▶ **Stated problem**:
Work through the data below line by line and say how many lines hold "requirements"; give only the number.

▶ **Task material**:
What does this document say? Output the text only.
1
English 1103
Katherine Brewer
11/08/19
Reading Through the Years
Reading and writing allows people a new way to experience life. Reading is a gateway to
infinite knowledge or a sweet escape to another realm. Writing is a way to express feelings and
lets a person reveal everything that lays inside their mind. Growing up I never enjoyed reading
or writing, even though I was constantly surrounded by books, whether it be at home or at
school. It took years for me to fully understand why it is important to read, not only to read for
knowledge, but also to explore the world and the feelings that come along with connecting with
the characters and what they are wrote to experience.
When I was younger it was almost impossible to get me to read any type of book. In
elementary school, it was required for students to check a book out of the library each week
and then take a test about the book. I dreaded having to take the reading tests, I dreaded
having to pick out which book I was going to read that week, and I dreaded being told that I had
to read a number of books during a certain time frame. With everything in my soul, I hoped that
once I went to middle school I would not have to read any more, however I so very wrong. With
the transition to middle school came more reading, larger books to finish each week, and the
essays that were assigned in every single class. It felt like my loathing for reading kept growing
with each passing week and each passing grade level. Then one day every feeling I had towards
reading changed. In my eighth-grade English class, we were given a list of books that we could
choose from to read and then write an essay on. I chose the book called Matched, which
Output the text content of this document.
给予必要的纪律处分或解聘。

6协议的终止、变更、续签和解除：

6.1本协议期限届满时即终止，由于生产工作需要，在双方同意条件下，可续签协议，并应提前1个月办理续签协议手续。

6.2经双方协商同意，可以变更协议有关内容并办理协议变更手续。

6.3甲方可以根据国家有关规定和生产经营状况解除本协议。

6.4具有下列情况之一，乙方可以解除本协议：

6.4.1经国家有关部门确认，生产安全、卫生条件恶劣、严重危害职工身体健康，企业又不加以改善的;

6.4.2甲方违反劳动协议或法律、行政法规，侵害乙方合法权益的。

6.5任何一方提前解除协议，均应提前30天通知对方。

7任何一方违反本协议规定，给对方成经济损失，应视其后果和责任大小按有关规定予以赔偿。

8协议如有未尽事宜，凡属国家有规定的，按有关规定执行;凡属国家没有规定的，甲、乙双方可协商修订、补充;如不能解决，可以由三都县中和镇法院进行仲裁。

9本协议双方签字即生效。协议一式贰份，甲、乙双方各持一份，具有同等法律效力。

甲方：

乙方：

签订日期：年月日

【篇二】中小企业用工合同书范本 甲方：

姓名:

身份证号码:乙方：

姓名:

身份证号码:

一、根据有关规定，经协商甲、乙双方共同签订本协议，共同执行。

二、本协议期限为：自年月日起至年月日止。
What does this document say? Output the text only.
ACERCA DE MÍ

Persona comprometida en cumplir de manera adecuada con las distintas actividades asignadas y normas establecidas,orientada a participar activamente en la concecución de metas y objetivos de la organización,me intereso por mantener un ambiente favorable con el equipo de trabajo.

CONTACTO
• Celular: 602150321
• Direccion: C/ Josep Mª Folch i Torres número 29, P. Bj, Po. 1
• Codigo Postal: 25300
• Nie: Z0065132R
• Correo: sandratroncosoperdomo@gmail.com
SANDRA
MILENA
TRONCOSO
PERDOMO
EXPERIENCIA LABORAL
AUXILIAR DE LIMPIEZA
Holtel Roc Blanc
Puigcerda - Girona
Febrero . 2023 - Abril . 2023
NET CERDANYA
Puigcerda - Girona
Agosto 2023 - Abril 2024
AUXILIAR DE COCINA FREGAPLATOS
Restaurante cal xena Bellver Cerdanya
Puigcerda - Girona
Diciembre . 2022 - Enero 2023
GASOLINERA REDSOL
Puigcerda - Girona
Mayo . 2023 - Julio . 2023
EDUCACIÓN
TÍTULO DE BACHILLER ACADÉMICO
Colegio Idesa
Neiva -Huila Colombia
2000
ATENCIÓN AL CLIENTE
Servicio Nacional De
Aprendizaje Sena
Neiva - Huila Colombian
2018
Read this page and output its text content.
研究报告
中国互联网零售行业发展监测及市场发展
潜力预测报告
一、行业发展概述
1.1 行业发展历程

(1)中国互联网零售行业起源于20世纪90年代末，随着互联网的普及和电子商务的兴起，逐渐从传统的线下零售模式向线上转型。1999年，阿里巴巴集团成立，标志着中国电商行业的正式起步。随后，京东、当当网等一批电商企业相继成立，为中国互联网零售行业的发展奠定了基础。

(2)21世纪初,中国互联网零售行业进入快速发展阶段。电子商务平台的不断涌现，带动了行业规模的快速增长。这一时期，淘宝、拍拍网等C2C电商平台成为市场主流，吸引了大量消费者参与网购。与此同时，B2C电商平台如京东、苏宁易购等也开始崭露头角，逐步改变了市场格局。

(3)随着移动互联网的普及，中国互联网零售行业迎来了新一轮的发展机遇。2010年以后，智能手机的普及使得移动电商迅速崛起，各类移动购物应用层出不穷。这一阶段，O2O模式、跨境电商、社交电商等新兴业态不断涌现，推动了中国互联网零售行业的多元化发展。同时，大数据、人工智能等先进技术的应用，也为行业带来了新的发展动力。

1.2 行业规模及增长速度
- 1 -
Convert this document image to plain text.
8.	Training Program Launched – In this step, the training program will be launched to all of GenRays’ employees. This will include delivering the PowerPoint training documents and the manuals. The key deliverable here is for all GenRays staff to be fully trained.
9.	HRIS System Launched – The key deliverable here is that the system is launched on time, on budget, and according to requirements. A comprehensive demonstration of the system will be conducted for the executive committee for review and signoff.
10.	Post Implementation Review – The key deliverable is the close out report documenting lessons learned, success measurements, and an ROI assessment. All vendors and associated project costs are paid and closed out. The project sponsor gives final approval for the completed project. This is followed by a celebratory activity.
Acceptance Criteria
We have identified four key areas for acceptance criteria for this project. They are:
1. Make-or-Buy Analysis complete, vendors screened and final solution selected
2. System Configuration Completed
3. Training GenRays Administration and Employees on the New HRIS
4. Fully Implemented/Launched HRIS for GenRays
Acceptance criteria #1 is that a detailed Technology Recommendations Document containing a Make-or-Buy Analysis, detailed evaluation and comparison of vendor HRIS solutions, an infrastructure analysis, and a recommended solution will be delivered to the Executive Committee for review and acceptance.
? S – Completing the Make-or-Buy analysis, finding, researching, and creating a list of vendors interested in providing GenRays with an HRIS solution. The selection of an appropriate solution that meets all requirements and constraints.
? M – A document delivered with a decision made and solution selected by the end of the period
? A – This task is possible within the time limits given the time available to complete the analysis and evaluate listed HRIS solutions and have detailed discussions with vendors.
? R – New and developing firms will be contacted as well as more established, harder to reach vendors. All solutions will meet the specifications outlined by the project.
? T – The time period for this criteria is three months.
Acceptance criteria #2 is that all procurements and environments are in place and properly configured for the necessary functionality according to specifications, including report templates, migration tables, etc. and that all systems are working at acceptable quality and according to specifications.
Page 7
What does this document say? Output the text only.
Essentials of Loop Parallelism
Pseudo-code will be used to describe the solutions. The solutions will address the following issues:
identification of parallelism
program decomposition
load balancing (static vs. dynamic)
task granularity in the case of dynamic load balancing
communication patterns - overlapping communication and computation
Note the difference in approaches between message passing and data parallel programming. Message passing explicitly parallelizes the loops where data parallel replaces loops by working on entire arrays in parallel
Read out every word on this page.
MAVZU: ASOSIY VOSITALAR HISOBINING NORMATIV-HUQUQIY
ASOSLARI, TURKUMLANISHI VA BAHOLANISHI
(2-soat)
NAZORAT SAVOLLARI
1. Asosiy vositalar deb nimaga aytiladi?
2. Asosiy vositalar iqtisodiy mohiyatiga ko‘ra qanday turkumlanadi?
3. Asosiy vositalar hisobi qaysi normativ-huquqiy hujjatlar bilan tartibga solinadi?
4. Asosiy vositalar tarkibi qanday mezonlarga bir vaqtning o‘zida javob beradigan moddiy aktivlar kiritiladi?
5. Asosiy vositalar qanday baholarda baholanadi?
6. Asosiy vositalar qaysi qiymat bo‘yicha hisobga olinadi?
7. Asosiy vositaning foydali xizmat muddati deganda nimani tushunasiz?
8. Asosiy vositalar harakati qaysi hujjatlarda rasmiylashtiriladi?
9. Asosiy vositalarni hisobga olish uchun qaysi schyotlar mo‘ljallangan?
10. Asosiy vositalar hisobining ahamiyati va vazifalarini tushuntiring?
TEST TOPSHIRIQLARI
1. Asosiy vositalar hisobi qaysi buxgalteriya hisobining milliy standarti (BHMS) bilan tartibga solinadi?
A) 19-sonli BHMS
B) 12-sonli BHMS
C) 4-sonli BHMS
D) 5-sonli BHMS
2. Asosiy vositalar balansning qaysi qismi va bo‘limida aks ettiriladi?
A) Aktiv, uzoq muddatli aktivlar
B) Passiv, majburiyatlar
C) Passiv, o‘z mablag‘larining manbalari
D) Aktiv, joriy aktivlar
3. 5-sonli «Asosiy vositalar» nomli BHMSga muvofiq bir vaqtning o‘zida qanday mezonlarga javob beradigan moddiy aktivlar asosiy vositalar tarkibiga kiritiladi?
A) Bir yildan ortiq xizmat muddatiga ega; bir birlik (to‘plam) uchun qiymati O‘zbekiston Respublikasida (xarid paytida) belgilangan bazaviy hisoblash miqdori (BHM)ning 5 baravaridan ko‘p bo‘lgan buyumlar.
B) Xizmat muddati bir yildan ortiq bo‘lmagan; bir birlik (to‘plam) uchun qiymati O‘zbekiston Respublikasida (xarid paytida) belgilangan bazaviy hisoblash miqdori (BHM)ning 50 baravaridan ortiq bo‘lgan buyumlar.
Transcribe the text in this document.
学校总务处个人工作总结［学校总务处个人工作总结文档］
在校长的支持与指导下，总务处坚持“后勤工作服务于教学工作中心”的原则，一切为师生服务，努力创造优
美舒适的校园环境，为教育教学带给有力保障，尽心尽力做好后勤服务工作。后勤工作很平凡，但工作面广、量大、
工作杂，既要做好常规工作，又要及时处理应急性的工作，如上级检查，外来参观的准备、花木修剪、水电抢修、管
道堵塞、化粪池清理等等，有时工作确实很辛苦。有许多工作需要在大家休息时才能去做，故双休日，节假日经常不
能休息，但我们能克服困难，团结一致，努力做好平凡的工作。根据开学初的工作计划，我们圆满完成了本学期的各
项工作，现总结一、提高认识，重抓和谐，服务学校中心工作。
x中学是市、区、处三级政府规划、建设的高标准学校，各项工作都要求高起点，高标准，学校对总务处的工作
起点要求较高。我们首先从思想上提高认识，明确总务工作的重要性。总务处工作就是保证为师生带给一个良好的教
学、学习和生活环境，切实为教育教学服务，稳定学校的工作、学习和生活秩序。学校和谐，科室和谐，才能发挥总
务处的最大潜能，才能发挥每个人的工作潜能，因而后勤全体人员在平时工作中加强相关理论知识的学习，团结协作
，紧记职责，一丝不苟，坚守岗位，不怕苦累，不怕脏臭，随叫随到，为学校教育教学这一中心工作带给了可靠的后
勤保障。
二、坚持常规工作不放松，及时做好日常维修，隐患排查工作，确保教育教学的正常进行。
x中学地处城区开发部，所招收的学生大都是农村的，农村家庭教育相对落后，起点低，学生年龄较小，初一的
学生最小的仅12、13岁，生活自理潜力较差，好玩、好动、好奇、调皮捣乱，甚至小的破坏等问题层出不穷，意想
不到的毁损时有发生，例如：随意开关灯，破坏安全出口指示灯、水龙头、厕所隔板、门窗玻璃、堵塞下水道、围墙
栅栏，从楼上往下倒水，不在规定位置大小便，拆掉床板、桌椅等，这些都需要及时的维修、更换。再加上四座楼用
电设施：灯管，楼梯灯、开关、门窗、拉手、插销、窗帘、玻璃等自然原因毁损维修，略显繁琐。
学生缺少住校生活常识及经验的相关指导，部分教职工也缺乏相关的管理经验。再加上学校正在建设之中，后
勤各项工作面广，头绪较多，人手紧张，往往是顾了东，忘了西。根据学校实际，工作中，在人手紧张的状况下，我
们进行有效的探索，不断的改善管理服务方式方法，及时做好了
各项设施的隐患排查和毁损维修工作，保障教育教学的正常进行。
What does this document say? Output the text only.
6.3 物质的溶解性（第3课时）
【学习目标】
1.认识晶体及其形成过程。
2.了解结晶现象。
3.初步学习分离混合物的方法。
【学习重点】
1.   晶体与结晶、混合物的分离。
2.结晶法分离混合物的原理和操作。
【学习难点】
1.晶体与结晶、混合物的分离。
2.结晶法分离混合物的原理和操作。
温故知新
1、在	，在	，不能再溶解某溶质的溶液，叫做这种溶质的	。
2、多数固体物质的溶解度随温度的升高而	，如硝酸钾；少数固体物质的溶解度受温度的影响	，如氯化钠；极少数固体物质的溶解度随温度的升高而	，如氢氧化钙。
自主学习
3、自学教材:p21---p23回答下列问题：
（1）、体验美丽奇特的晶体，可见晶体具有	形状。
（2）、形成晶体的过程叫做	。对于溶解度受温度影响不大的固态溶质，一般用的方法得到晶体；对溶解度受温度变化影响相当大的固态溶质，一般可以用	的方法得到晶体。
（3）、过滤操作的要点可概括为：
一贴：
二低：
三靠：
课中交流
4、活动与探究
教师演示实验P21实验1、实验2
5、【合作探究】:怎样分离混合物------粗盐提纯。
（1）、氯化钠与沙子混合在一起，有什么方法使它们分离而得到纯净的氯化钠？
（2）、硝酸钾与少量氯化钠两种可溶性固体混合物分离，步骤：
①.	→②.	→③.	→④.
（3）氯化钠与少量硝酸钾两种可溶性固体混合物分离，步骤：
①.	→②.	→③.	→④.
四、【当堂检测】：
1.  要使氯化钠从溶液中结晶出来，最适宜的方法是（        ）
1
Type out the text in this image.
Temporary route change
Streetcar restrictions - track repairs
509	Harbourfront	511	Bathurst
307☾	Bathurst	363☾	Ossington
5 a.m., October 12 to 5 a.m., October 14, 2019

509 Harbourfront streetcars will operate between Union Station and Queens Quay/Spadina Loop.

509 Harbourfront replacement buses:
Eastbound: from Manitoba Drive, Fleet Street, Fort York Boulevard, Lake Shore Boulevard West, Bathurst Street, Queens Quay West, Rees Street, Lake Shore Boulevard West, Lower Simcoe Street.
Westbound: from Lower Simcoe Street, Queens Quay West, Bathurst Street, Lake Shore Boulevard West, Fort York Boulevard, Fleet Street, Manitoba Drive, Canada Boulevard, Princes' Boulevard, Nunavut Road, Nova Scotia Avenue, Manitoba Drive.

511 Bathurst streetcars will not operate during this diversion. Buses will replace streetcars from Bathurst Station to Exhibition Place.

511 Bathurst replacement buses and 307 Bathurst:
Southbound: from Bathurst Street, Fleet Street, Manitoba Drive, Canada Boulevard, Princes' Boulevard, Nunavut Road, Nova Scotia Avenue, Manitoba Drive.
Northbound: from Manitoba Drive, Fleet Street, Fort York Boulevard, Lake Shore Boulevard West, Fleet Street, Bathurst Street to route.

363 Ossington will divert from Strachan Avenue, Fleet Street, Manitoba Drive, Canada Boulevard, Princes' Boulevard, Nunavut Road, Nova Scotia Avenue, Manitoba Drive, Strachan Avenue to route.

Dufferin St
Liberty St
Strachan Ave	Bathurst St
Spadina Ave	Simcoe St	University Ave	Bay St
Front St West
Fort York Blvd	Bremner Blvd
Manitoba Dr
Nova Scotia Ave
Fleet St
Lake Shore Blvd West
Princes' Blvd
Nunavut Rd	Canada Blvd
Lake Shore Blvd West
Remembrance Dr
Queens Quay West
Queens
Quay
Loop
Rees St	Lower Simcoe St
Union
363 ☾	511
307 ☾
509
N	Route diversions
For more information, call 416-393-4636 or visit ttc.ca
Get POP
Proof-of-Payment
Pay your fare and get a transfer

▶ **Output of the task**:
2